___ Available records

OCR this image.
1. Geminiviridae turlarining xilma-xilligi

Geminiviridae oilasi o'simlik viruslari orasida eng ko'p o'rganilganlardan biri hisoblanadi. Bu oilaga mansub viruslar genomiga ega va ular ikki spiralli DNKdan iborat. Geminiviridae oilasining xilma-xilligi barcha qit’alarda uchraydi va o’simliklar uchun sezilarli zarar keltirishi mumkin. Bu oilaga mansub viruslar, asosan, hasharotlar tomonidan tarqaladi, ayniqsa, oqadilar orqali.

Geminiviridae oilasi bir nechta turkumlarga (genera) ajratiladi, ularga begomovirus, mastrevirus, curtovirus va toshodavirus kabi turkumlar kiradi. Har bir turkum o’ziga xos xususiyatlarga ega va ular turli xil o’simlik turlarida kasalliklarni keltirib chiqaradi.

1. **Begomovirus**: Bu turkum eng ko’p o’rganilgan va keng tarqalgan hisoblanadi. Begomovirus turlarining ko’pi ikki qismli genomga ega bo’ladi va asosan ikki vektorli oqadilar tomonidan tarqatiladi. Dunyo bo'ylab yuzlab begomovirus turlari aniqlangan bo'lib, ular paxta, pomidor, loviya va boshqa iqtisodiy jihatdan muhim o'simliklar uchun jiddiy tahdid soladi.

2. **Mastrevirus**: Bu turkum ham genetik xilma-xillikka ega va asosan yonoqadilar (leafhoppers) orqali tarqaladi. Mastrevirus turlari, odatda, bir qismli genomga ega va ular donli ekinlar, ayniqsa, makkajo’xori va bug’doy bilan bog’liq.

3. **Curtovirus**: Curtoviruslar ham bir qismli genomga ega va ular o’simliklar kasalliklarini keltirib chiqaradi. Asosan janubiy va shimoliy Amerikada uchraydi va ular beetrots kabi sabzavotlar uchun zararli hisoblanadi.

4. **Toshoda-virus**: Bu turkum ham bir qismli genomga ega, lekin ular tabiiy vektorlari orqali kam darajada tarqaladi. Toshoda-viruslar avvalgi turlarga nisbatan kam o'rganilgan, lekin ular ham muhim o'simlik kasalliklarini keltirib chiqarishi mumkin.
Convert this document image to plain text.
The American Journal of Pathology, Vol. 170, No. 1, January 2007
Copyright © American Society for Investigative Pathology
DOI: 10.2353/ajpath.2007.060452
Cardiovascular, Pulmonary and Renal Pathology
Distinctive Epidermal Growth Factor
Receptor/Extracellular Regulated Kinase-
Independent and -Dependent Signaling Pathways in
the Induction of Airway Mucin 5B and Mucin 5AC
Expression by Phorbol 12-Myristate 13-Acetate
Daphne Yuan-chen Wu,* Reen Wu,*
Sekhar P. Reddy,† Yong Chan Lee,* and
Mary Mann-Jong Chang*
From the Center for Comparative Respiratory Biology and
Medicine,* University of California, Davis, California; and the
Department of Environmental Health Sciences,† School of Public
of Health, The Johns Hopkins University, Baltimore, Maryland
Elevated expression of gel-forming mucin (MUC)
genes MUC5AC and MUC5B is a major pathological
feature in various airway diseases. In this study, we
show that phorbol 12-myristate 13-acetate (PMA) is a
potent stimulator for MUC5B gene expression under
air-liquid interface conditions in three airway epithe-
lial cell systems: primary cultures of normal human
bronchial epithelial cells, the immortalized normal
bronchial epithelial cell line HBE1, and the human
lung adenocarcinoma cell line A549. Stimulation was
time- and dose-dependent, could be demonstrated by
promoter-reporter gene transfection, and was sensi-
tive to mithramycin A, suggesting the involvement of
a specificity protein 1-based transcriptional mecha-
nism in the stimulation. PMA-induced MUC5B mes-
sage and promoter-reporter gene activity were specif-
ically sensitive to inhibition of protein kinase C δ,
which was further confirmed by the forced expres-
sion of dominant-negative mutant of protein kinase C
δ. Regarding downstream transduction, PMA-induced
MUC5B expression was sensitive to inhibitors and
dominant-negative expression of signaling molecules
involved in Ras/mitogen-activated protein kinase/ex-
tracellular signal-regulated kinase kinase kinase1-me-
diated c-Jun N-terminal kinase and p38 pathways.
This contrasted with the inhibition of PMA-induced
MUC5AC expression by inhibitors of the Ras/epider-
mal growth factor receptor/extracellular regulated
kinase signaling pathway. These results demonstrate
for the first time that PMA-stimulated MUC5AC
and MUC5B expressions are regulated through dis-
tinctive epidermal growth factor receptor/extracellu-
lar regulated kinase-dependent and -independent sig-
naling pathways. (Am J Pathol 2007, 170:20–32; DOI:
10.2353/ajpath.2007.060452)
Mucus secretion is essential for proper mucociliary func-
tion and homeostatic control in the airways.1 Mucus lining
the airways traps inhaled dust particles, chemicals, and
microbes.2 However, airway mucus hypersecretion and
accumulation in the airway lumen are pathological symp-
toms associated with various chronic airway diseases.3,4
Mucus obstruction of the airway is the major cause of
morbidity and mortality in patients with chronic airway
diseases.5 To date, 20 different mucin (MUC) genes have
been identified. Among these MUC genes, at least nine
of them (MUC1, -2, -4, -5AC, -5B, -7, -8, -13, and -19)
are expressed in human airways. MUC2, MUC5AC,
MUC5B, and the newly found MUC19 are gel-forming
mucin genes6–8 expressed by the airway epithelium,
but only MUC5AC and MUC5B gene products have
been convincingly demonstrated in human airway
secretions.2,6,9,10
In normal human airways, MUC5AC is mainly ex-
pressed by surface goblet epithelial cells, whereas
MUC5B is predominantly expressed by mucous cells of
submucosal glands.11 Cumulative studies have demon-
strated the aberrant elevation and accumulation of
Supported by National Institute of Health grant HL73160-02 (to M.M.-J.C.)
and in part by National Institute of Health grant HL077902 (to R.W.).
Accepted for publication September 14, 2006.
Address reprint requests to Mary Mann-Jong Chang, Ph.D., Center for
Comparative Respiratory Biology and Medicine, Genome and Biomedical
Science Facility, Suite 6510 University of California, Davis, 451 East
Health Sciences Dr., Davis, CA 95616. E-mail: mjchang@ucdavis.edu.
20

______

■ **Task to complete**: Output the material verbatim, including every line.

■ **Written answer**:
OCR this image.
1. Geminiviridae turlarining xilma-xilligi

Geminiviridae oilasi o'simlik viruslari orasida eng ko'p o'rganilganlardan biri hisoblanadi. Bu oilaga mansub viruslar genomiga ega va ular ikki spiralli DNKdan iborat. Geminiviridae oilasining xilma-xilligi barcha qit’alarda uchraydi va o’simliklar uchun sezilarli zarar keltirishi mumkin. Bu oilaga mansub viruslar, asosan, hasharotlar tomonidan tarqaladi, ayniqsa, oqadilar orqali.

Geminiviridae oilasi bir nechta turkumlarga (genera) ajratiladi, ularga begomovirus, mastrevirus, curtovirus va toshodavirus kabi turkumlar kiradi. Har bir turkum o’ziga xos xususiyatlarga ega va ular turli xil o’simlik turlarida kasalliklarni keltirib chiqaradi.

1. **Begomovirus**: Bu turkum eng ko’p o’rganilgan va keng tarqalgan hisoblanadi. Begomovirus turlarining ko’pi ikki qismli genomga ega bo’ladi va asosan ikki vektorli oqadilar tomonidan tarqatiladi. Dunyo bo'ylab yuzlab begomovirus turlari aniqlangan bo'lib, ular paxta, pomidor, loviya va boshqa iqtisodiy jihatdan muhim o'simliklar uchun jiddiy tahdid soladi.

2. **Mastrevirus**: Bu turkum ham genetik xilma-xillikka ega va asosan yonoqadilar (leafhoppers) orqali tarqaladi. Mastrevirus turlari, odatda, bir qismli genomga ega va ular donli ekinlar, ayniqsa, makkajo’xori va bug’doy bilan bog’liq.

3. **Curtovirus**: Curtoviruslar ham bir qismli genomga ega va ular o’simliklar kasalliklarini keltirib chiqaradi. Asosan janubiy va shimoliy Amerikada uchraydi va ular beetrots kabi sabzavotlar uchun zararli hisoblanadi.

4. **Toshoda-virus**: Bu turkum ham bir qismli genomga ega, lekin ular tabiiy vektorlari orqali kam darajada tarqaladi. Toshoda-viruslar avvalgi turlarga nisbatan kam o'rganilgan, lekin ular ham muhim o'simlik kasalliklarini keltirib chiqarishi mumkin.
Convert this document image to plain text.
The American Journal of Pathology, Vol. 170, No. 1, January 2007
Copyright © American Society for Investigative Pathology
DOI: 10.2353/ajpath.2007.060452
Cardiovascular, Pulmonary and Renal Pathology
Distinctive Epidermal Growth Factor
Receptor/Extracellular Regulated Kinase-
Independent and -Dependent Signaling Pathways in
the Induction of Airway Mucin 5B and Mucin 5AC
Expression by Phorbol 12-Myristate 13-Acetate
Daphne Yuan-chen Wu,* Reen Wu,*
Sekhar P. Reddy,† Yong Chan Lee,* and
Mary Mann-Jong Chang*
From the Center for Comparative Respiratory Biology and
Medicine,* University of California, Davis, California; and the
Department of Environmental Health Sciences,† School of Public
of Health, The Johns Hopkins University, Baltimore, Maryland
Elevated expression of gel-forming mucin (MUC)
genes MUC5AC and MUC5B is a major pathological
feature in various airway diseases. In this study, we
show that phorbol 12-myristate 13-acetate (PMA) is a
potent stimulator for MUC5B gene expression under
air-liquid interface conditions in three airway epithe-
lial cell systems: primary cultures of normal human
bronchial epithelial cells, the immortalized normal
bronchial epithelial cell line HBE1, and the human
lung adenocarcinoma cell line A549. Stimulation was
time- and dose-dependent, could be demonstrated by
promoter-reporter gene transfection, and was sensi-
tive to mithramycin A, suggesting the involvement of
a specificity protein 1-based transcriptional mecha-
nism in the stimulation. PMA-induced MUC5B mes-
sage and promoter-reporter gene activity were specif-
ically sensitive to inhibition of protein kinase C δ,
which was further confirmed by the forced expres-
sion of dominant-negative mutant of protein kinase C
δ. Regarding downstream transduction, PMA-induced
MUC5B expression was sensitive to inhibitors and
dominant-negative expression of signaling molecules
involved in Ras/mitogen-activated protein kinase/ex-
tracellular signal-regulated kinase kinase kinase1-me-
diated c-Jun N-terminal kinase and p38 pathways.
This contrasted with the inhibition of PMA-induced
MUC5AC expression by inhibitors of the Ras/epider-
mal growth factor receptor/extracellular regulated
kinase signaling pathway. These results demonstrate
for the first time that PMA-stimulated MUC5AC
and MUC5B expressions are regulated through dis-
tinctive epidermal growth factor receptor/extracellu-
lar regulated kinase-dependent and -independent sig-
naling pathways. (Am J Pathol 2007, 170:20–32; DOI:
10.2353/ajpath.2007.060452)
Mucus secretion is essential for proper mucociliary func-
tion and homeostatic control in the airways.1 Mucus lining
the airways traps inhaled dust particles, chemicals, and
microbes.2 However, airway mucus hypersecretion and
accumulation in the airway lumen are pathological symp-
toms associated with various chronic airway diseases.3,4
Mucus obstruction of the airway is the major cause of
morbidity and mortality in patients with chronic airway
diseases.5 To date, 20 different mucin (MUC) genes have
been identified. Among these MUC genes, at least nine
of them (MUC1, -2, -4, -5AC, -5B, -7, -8, -13, and -19)
are expressed in human airways. MUC2, MUC5AC,
MUC5B, and the newly found MUC19 are gel-forming
mucin genes6–8 expressed by the airway epithelium,
but only MUC5AC and MUC5B gene products have
been convincingly demonstrated in human airway
secretions.2,6,9,10
In normal human airways, MUC5AC is mainly ex-
pressed by surface goblet epithelial cells, whereas
MUC5B is predominantly expressed by mucous cells of
submucosal glands.11 Cumulative studies have demon-
strated the aberrant elevation and accumulation of
Supported by National Institute of Health grant HL73160-02 (to M.M.-J.C.)
and in part by National Institute of Health grant HL077902 (to R.W.).
Accepted for publication September 14, 2006.
Address reprint requests to Mary Mann-Jong Chang, Ph.D., Center for
Comparative Respiratory Biology and Medicine, Genome and Biomedical
Science Facility, Suite 6510 University of California, Davis, 451 East
Health Sciences Dr., Davis, CA 95616. E-mail: mjchang@ucdavis.edu.
20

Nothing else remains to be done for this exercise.